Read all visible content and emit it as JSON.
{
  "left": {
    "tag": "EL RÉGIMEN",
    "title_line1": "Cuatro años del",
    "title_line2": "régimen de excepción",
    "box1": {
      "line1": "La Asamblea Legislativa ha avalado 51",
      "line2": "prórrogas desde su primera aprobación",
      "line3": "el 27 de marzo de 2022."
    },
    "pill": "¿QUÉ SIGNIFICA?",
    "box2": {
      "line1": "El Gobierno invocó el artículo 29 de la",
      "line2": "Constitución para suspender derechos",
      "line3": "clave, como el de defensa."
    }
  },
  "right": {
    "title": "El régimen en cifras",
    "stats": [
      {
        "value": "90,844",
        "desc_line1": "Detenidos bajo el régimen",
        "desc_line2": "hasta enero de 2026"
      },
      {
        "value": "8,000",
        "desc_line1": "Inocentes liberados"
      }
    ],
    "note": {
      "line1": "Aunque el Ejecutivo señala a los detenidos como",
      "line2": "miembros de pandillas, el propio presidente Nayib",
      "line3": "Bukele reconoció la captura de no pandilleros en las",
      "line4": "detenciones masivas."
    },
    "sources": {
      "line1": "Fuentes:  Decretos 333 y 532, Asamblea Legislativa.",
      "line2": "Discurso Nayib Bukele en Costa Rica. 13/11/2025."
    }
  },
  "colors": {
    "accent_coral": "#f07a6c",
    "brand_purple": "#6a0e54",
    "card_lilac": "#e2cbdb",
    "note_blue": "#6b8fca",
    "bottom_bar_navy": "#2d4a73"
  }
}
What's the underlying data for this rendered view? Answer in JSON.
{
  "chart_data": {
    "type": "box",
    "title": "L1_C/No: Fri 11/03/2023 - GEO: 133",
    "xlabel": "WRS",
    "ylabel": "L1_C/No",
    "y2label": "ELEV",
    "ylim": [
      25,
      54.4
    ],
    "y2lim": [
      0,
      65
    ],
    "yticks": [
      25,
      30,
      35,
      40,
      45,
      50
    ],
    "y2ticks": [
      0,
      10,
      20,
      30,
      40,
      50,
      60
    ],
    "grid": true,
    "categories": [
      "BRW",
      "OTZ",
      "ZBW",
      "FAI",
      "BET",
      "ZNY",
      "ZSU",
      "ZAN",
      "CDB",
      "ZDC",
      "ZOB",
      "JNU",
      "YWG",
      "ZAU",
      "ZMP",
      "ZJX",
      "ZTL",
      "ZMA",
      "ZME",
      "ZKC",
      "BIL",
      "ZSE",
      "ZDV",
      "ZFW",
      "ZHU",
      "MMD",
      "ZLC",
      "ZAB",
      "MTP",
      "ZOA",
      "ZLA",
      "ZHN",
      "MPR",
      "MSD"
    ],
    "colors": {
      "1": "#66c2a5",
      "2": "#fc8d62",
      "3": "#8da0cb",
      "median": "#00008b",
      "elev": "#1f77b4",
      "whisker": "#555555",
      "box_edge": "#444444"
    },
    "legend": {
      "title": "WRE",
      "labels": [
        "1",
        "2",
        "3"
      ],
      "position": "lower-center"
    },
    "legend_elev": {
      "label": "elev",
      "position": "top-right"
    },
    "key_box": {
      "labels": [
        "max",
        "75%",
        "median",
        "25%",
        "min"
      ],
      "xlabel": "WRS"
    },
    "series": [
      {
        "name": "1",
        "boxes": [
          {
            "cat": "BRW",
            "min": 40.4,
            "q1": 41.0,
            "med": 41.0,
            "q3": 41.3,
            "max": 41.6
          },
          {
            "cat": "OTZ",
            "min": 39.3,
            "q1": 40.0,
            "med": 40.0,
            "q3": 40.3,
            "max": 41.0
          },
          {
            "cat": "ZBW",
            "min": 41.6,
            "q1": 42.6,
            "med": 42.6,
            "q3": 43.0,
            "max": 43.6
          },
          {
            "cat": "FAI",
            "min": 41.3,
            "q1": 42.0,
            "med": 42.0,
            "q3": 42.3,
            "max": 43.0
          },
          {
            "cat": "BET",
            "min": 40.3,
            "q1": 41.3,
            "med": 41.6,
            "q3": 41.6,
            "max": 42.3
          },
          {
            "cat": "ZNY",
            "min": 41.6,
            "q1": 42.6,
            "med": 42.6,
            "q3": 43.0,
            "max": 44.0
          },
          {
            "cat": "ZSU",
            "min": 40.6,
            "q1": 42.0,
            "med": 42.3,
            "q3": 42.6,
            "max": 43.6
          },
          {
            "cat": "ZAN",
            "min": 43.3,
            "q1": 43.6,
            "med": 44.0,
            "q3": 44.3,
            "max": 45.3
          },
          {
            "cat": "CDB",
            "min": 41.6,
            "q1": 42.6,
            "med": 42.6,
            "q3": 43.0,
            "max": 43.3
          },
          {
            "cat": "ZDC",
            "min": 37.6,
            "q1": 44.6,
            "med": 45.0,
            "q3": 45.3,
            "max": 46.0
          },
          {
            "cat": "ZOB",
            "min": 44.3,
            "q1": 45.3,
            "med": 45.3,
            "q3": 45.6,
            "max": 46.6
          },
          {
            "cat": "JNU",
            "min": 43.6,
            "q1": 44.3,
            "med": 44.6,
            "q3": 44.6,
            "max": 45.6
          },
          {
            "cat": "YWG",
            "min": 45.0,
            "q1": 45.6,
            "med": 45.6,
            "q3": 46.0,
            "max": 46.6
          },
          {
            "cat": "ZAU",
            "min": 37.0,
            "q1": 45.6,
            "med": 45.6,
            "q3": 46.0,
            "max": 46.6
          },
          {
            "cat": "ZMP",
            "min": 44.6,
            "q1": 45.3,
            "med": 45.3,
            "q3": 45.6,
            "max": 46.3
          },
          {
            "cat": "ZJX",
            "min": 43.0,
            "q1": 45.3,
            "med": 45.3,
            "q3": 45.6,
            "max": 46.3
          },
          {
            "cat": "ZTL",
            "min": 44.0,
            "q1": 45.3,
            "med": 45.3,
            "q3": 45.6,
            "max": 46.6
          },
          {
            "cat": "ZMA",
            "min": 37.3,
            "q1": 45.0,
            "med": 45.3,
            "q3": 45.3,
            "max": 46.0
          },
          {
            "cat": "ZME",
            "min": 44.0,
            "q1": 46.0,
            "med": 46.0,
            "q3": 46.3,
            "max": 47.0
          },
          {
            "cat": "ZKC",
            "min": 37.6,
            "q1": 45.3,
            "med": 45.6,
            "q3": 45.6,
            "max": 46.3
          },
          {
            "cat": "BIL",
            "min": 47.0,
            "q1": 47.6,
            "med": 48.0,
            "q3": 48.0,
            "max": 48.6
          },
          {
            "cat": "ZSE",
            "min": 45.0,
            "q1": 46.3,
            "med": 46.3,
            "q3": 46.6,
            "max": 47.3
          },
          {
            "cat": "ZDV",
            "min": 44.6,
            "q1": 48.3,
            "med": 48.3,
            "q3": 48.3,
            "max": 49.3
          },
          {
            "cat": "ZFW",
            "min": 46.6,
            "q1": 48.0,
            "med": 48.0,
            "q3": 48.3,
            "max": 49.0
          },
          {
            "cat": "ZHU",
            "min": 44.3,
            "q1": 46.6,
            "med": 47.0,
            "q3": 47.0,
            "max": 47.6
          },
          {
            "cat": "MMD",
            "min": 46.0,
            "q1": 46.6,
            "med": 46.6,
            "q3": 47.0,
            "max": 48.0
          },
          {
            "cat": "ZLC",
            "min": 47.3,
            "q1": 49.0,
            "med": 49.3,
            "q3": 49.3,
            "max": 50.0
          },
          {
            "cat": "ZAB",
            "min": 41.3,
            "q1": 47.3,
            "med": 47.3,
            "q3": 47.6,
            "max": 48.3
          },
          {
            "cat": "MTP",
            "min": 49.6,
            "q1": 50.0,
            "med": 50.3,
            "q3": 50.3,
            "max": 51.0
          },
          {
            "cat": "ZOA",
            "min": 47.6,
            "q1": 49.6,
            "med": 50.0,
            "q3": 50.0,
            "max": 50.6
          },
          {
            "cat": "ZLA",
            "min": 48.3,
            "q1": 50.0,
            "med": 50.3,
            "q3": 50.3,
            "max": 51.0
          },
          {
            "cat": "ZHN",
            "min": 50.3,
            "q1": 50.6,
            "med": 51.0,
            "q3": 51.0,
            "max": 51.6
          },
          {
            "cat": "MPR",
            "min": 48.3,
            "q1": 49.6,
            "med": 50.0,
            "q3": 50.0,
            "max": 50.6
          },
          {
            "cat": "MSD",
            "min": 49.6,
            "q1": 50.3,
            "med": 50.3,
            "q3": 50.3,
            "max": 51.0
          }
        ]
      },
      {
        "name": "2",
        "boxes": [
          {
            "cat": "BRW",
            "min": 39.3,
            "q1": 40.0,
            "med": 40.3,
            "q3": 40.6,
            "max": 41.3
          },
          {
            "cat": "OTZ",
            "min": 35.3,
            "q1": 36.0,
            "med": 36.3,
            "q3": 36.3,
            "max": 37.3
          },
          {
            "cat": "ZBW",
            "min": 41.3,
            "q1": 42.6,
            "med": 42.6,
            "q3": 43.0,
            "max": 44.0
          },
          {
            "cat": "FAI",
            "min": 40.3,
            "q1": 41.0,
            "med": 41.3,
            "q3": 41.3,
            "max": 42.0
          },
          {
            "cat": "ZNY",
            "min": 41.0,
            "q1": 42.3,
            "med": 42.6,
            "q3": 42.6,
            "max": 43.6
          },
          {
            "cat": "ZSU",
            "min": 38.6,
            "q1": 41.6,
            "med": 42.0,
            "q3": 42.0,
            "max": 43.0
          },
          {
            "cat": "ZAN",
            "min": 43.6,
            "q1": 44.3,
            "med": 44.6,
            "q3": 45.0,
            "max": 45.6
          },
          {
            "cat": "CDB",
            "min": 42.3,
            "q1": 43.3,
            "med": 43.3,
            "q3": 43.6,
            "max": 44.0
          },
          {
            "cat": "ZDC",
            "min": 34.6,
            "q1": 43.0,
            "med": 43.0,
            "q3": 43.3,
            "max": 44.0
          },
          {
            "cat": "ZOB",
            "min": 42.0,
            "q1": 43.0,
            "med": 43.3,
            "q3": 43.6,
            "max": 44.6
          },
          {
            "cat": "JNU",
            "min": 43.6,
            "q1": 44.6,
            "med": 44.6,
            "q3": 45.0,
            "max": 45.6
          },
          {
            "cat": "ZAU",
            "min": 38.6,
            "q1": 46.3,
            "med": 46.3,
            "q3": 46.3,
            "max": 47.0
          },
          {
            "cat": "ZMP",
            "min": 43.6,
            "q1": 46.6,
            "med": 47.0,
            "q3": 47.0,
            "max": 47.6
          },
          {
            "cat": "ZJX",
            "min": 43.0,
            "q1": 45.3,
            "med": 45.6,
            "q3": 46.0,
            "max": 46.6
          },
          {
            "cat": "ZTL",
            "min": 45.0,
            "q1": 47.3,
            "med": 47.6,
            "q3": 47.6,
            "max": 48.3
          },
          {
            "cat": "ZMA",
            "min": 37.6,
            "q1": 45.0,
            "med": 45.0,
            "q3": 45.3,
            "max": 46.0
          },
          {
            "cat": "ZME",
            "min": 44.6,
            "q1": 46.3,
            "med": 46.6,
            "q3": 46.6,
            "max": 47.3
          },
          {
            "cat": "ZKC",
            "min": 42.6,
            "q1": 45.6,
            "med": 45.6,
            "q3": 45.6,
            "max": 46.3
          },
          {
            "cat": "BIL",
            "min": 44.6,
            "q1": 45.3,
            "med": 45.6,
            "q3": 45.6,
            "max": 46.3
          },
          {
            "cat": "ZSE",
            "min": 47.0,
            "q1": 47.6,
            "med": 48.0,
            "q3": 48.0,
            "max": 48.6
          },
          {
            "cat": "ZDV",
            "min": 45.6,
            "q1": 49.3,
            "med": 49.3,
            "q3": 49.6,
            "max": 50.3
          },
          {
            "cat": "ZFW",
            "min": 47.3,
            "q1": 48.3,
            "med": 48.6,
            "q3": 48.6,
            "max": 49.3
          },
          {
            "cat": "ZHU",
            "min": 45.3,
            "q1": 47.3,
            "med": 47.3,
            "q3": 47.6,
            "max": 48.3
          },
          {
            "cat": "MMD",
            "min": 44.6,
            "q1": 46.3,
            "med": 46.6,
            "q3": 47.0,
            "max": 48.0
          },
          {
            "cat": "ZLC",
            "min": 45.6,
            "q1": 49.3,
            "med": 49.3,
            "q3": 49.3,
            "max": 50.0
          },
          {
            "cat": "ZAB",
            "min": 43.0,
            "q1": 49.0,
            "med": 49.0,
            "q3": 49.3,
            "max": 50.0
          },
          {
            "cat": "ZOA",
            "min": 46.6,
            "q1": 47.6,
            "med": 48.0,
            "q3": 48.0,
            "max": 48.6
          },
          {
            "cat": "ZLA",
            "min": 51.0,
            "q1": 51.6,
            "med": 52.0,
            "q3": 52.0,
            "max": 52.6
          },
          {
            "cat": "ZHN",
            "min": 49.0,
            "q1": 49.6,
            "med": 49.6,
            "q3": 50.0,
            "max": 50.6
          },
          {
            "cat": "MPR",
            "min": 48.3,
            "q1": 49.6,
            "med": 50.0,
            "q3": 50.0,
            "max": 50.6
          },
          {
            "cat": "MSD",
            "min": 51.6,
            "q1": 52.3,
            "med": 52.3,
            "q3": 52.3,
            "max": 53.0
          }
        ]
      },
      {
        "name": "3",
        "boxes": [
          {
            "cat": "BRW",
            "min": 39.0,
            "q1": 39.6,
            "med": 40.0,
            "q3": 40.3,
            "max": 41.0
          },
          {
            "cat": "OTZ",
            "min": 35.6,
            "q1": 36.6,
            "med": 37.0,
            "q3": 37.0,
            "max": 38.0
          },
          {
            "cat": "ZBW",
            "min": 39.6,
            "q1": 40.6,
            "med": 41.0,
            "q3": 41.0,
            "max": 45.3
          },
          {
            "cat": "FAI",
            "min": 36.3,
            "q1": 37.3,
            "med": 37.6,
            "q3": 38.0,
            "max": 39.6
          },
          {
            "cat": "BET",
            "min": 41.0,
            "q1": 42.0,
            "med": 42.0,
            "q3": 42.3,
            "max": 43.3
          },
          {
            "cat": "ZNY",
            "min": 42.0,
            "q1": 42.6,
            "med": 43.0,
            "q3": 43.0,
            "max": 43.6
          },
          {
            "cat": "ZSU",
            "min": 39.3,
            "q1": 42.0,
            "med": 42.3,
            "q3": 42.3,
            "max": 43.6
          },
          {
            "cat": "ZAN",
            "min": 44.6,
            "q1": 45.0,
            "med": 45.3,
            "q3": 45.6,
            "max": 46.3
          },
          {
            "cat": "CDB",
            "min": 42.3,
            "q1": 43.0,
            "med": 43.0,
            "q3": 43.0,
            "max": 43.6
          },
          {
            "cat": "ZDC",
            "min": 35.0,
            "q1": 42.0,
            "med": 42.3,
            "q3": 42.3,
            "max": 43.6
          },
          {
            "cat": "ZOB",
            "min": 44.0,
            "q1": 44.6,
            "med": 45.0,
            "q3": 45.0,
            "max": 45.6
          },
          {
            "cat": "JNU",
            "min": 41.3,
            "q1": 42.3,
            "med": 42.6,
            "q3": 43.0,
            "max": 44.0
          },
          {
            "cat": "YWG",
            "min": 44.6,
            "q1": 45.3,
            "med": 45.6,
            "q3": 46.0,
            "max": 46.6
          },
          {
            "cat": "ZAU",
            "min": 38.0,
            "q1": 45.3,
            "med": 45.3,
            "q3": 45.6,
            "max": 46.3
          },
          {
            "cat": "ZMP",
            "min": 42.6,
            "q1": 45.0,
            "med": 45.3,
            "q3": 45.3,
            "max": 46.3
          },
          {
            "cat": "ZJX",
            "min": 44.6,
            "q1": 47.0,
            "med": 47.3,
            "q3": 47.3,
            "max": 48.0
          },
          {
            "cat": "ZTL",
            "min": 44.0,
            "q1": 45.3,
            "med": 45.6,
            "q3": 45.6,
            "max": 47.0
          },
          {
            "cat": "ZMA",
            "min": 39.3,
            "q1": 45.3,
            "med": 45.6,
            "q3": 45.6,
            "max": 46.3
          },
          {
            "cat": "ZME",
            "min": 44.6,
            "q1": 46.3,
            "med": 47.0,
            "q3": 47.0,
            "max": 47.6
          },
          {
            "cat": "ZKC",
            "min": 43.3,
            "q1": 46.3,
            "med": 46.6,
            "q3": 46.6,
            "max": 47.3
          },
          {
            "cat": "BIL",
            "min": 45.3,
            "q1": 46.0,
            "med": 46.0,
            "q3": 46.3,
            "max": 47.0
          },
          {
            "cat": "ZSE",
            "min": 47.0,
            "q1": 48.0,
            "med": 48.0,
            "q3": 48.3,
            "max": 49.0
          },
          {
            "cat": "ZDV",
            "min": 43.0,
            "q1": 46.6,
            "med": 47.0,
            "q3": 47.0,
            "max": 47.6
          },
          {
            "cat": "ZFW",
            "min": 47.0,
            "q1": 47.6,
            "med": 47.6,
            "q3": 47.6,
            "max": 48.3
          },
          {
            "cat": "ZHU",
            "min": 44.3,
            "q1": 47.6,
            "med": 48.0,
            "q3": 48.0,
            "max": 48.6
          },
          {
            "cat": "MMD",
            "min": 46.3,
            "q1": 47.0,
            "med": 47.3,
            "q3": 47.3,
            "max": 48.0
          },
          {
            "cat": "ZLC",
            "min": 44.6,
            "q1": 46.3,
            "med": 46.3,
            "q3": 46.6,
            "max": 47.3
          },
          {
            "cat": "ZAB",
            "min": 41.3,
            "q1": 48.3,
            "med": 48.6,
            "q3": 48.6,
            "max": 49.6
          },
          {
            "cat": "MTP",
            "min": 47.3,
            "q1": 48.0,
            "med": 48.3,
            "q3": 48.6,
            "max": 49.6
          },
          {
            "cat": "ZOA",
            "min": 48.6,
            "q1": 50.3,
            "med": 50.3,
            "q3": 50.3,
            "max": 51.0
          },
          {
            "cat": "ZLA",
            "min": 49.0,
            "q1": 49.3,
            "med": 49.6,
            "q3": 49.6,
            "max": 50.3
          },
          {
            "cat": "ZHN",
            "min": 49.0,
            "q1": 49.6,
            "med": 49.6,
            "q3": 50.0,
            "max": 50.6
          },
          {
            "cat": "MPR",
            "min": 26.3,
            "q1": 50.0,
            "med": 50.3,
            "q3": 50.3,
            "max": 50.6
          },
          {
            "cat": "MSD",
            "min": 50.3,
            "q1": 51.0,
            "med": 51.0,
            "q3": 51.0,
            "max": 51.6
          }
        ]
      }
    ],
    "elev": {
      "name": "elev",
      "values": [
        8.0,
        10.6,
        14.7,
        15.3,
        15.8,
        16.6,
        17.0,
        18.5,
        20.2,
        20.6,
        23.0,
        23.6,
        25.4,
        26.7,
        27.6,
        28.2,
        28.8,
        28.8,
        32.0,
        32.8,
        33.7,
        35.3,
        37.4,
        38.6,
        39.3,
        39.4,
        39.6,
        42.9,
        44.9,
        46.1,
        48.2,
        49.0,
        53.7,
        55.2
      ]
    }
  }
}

========

_Problem requirements_
Using the records above, list each line that includes "Bukele".

_Result of this exercise_
      "line3": "Bukele reconoció la captura de no pandilleros en las",
      "line2": "Discurso Nayib Bukele en Costa Rica. 13/11/2025."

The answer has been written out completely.